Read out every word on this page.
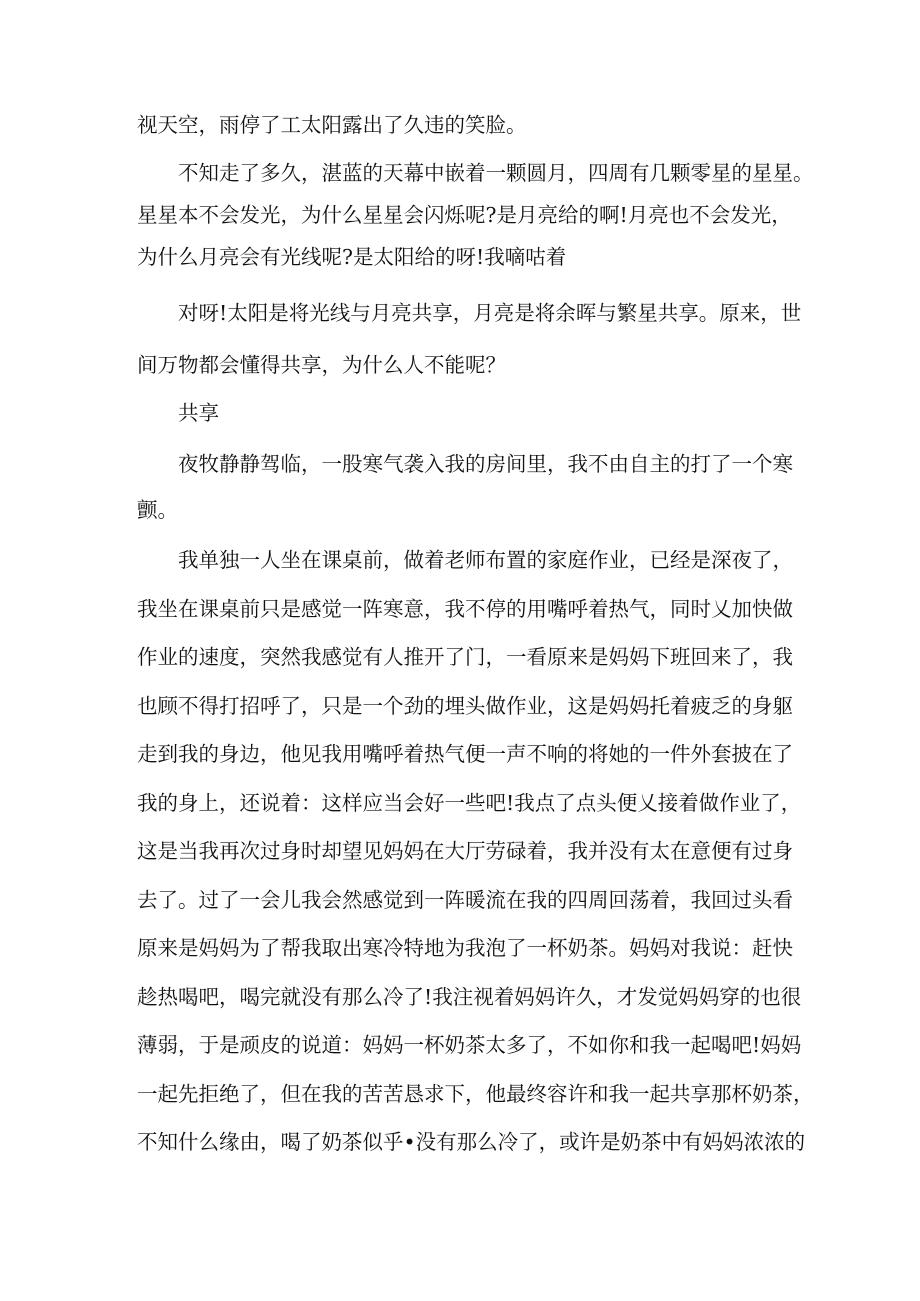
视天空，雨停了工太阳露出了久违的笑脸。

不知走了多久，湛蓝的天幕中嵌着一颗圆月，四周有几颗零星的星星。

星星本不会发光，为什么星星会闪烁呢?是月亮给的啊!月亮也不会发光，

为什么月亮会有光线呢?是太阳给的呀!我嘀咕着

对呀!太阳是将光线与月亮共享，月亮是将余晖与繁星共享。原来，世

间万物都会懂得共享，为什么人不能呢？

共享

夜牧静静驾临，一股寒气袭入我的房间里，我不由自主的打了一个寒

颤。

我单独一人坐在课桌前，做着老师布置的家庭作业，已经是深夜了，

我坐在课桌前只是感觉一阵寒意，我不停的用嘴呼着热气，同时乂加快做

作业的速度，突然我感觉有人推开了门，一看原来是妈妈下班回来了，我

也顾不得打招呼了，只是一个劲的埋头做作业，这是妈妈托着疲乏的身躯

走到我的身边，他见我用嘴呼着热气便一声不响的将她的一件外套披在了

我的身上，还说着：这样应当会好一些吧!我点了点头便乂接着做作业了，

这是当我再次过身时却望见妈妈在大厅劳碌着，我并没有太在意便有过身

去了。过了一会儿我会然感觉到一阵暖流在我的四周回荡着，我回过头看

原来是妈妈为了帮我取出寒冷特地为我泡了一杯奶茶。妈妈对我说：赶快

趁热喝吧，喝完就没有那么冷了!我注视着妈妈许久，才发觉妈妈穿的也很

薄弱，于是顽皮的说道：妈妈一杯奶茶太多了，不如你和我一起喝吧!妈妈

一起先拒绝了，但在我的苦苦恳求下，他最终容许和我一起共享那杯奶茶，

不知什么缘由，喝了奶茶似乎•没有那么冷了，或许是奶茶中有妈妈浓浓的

...

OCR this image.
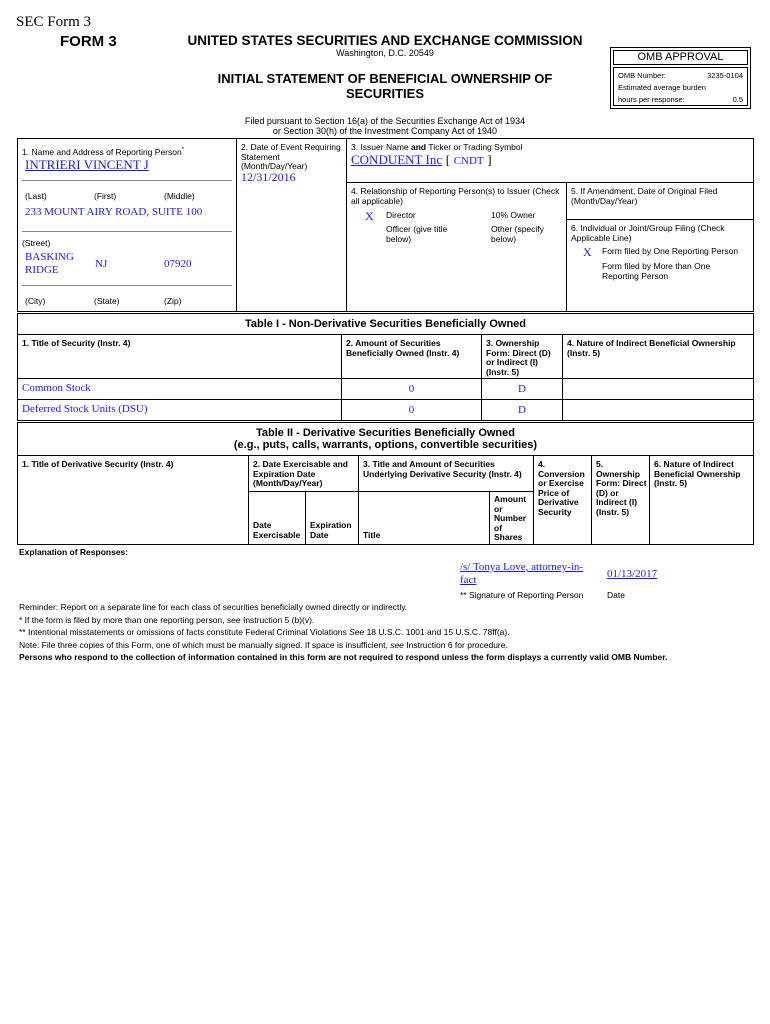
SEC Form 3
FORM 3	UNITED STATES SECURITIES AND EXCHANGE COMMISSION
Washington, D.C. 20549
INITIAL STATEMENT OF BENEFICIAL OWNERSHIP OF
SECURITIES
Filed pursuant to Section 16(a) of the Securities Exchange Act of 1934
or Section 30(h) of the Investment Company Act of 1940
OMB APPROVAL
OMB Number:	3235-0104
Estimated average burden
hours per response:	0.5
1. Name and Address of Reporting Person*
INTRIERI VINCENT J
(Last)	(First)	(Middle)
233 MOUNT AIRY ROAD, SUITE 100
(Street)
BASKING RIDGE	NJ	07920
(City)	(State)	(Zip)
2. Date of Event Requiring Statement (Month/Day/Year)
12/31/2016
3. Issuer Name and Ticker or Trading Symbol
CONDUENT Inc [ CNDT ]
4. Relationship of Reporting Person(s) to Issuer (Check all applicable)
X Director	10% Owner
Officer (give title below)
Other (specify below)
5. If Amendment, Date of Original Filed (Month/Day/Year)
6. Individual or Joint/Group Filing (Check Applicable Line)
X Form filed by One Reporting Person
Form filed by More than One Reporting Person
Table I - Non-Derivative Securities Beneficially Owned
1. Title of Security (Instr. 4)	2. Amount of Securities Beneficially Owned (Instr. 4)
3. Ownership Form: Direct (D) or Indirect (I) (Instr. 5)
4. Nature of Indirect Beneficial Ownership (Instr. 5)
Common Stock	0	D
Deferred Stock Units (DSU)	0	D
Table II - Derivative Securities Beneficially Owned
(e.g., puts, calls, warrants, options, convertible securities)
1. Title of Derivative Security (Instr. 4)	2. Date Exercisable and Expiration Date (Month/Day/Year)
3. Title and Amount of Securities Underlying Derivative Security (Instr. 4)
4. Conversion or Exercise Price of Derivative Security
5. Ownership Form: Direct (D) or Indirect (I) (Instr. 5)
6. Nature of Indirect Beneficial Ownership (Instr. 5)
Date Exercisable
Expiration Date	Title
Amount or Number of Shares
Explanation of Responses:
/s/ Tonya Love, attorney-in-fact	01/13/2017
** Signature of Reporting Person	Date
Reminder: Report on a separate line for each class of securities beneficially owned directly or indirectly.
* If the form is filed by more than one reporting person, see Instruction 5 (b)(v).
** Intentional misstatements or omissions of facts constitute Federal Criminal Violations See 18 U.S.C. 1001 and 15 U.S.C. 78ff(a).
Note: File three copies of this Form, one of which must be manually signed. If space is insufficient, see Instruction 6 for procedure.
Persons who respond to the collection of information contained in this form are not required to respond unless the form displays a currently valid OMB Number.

Task instructions ::
Locate all lines in the listing above with the word "Name". Copy them.

Result for this task ::
1. Name and Address of Reporting Person*
3. Issuer Name and Ticker or Trading Symbol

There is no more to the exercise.